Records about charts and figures
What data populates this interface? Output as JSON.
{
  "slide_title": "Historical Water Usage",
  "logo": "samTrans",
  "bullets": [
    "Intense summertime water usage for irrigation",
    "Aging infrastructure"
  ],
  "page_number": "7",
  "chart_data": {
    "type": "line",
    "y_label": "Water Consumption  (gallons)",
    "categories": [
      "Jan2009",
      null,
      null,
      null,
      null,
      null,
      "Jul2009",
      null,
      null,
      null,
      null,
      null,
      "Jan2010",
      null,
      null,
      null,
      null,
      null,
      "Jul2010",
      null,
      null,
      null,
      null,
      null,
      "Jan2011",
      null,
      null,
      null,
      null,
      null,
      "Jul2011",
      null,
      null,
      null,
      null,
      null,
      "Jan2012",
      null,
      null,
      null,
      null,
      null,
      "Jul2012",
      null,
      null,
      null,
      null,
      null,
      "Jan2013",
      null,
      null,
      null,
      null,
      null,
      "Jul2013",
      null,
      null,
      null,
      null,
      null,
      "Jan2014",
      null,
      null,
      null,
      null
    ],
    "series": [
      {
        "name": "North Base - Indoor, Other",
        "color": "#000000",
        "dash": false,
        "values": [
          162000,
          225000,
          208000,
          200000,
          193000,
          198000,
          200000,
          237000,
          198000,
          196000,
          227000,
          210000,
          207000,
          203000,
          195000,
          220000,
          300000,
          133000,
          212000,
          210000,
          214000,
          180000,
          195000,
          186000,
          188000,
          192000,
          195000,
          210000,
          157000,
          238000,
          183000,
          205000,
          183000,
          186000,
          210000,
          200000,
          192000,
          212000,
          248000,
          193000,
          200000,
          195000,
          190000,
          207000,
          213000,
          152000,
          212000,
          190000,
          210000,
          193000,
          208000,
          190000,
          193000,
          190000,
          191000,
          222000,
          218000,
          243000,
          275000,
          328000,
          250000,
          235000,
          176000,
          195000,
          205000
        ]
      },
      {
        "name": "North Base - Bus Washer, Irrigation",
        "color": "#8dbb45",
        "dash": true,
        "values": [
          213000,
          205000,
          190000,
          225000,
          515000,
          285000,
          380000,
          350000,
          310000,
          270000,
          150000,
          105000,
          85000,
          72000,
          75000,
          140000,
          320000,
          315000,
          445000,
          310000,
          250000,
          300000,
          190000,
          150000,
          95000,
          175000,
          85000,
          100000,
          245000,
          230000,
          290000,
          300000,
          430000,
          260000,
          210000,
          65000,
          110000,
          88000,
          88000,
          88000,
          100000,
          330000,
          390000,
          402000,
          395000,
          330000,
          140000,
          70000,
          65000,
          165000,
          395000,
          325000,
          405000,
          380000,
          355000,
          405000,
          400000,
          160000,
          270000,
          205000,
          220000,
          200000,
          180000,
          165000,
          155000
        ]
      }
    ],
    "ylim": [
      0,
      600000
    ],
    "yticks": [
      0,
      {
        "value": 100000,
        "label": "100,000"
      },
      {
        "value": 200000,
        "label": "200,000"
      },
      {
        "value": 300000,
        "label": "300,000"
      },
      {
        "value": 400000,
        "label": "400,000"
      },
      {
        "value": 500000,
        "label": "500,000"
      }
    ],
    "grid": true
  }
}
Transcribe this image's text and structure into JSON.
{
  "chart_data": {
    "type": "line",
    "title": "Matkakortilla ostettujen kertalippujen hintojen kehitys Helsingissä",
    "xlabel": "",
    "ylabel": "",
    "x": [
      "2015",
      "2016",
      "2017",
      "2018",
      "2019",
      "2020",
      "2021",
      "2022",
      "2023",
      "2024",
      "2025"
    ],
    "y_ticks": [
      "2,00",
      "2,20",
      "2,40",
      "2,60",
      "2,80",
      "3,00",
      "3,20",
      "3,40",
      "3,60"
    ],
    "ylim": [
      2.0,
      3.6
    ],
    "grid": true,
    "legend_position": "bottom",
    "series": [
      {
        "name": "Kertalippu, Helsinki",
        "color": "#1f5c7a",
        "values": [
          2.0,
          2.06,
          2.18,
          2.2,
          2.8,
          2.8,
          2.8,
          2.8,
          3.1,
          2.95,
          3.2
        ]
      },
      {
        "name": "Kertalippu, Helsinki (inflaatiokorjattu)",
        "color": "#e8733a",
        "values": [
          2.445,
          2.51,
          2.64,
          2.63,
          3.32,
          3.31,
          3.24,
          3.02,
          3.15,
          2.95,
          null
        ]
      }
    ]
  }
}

> **Exercise objective**:
The records above must be repeated exactly, every one of them.

> **Correct result**:
What data populates this interface? Output as JSON.
{
  "slide_title": "Historical Water Usage",
  "logo": "samTrans",
  "bullets": [
    "Intense summertime water usage for irrigation",
    "Aging infrastructure"
  ],
  "page_number": "7",
  "chart_data": {
    "type": "line",
    "y_label": "Water Consumption  (gallons)",
    "categories": [
      "Jan2009",
      null,
      null,
      null,
      null,
      null,
      "Jul2009",
      null,
      null,
      null,
      null,
      null,
      "Jan2010",
      null,
      null,
      null,
      null,
      null,
      "Jul2010",
      null,
      null,
      null,
      null,
      null,
      "Jan2011",
      null,
      null,
      null,
      null,
      null,
      "Jul2011",
      null,
      null,
      null,
      null,
      null,
      "Jan2012",
      null,
      null,
      null,
      null,
      null,
      "Jul2012",
      null,
      null,
      null,
      null,
      null,
      "Jan2013",
      null,
      null,
      null,
      null,
      null,
      "Jul2013",
      null,
      null,
      null,
      null,
      null,
      "Jan2014",
      null,
      null,
      null,
      null
    ],
    "series": [
      {
        "name": "North Base - Indoor, Other",
        "color": "#000000",
        "dash": false,
        "values": [
          162000,
          225000,
          208000,
          200000,
          193000,
          198000,
          200000,
          237000,
          198000,
          196000,
          227000,
          210000,
          207000,
          203000,
          195000,
          220000,
          300000,
          133000,
          212000,
          210000,
          214000,
          180000,
          195000,
          186000,
          188000,
          192000,
          195000,
          210000,
          157000,
          238000,
          183000,
          205000,
          183000,
          186000,
          210000,
          200000,
          192000,
          212000,
          248000,
          193000,
          200000,
          195000,
          190000,
          207000,
          213000,
          152000,
          212000,
          190000,
          210000,
          193000,
          208000,
          190000,
          193000,
          190000,
          191000,
          222000,
          218000,
          243000,
          275000,
          328000,
          250000,
          235000,
          176000,
          195000,
          205000
        ]
      },
      {
        "name": "North Base - Bus Washer, Irrigation",
        "color": "#8dbb45",
        "dash": true,
        "values": [
          213000,
          205000,
          190000,
          225000,
          515000,
          285000,
          380000,
          350000,
          310000,
          270000,
          150000,
          105000,
          85000,
          72000,
          75000,
          140000,
          320000,
          315000,
          445000,
          310000,
          250000,
          300000,
          190000,
          150000,
          95000,
          175000,
          85000,
          100000,
          245000,
          230000,
          290000,
          300000,
          430000,
          260000,
          210000,
          65000,
          110000,
          88000,
          88000,
          88000,
          100000,
          330000,
          390000,
          402000,
          395000,
          330000,
          140000,
          70000,
          65000,
          165000,
          395000,
          325000,
          405000,
          380000,
          355000,
          405000,
          400000,
          160000,
          270000,
          205000,
          220000,
          200000,
          180000,
          165000,
          155000
        ]
      }
    ],
    "ylim": [
      0,
      600000
    ],
    "yticks": [
      0,
      {
        "value": 100000,
        "label": "100,000"
      },
      {
        "value": 200000,
        "label": "200,000"
      },
      {
        "value": 300000,
        "label": "300,000"
      },
      {
        "value": 400000,
        "label": "400,000"
      },
      {
        "value": 500000,
        "label": "500,000"
      }
    ],
    "grid": true
  }
}
Transcribe this image's text and structure into JSON.
{
  "chart_data": {
    "type": "line",
    "title": "Matkakortilla ostettujen kertalippujen hintojen kehitys Helsingissä",
    "xlabel": "",
    "ylabel": "",
    "x": [
      "2015",
      "2016",
      "2017",
      "2018",
      "2019",
      "2020",
      "2021",
      "2022",
      "2023",
      "2024",
      "2025"
    ],
    "y_ticks": [
      "2,00",
      "2,20",
      "2,40",
      "2,60",
      "2,80",
      "3,00",
      "3,20",
      "3,40",
      "3,60"
    ],
    "ylim": [
      2.0,
      3.6
    ],
    "grid": true,
    "legend_position": "bottom",
    "series": [
      {
        "name": "Kertalippu, Helsinki",
        "color": "#1f5c7a",
        "values": [
          2.0,
          2.06,
          2.18,
          2.2,
          2.8,
          2.8,
          2.8,
          2.8,
          3.1,
          2.95,
          3.2
        ]
      },
      {
        "name": "Kertalippu, Helsinki (inflaatiokorjattu)",
        "color": "#e8733a",
        "values": [
          2.445,
          2.51,
          2.64,
          2.63,
          3.32,
          3.31,
          3.24,
          3.02,
          3.15,
          2.95,
          null
        ]
      }
    ]
  }
}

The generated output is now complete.